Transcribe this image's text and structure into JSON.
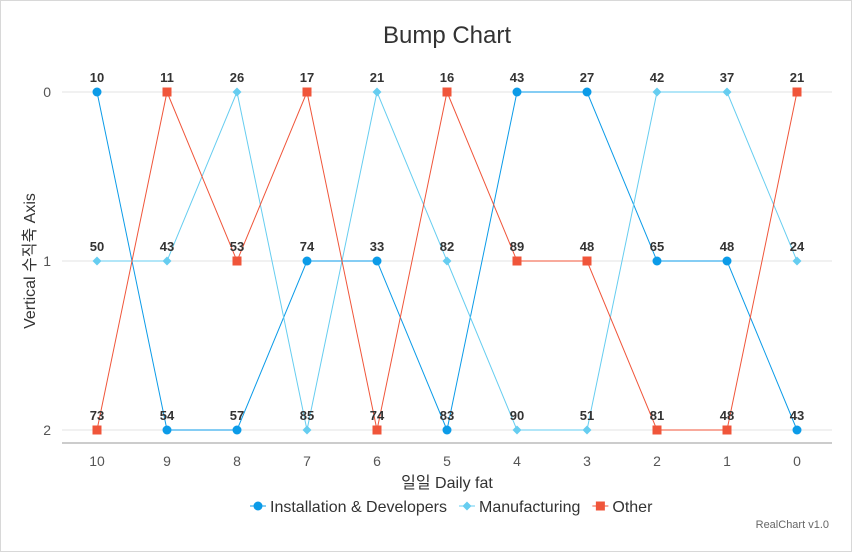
{
  "chart_data": {
    "type": "line",
    "subtype": "bump",
    "title": "Bump Chart",
    "xlabel": "일일 Daily fat",
    "ylabel": "Vertical 수직축 Axis",
    "x": [
      10,
      9,
      8,
      7,
      6,
      5,
      4,
      3,
      2,
      1,
      0
    ],
    "ylim": [
      0,
      2
    ],
    "y_reversed": true,
    "y_ticks": [
      0,
      1,
      2
    ],
    "grid": true,
    "legend": "bottom",
    "series": [
      {
        "name": "Installation & Developers",
        "color": "#0b9be8",
        "marker": "circle",
        "rank": [
          0,
          2,
          2,
          1,
          1,
          2,
          0,
          0,
          1,
          1,
          2
        ],
        "labels": [
          10,
          54,
          57,
          74,
          33,
          83,
          43,
          27,
          65,
          48,
          43
        ]
      },
      {
        "name": "Manufacturing",
        "color": "#66cdf0",
        "marker": "diamond",
        "rank": [
          1,
          1,
          0,
          2,
          0,
          1,
          2,
          2,
          0,
          0,
          1
        ],
        "labels": [
          50,
          43,
          26,
          85,
          21,
          82,
          90,
          51,
          42,
          37,
          24
        ]
      },
      {
        "name": "Other",
        "color": "#f0553a",
        "marker": "square",
        "rank": [
          2,
          0,
          1,
          0,
          2,
          0,
          1,
          1,
          2,
          2,
          0
        ],
        "labels": [
          73,
          11,
          53,
          17,
          74,
          16,
          89,
          48,
          81,
          48,
          21
        ]
      }
    ]
  },
  "credit": "RealChart v1.0"
}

== == ==

• **What you need to do**:
Find the word "marker" in the material, then list each line that holds it.

• **Completed task**:
        "marker": "circle",
        "marker": "diamond",
        "marker": "square",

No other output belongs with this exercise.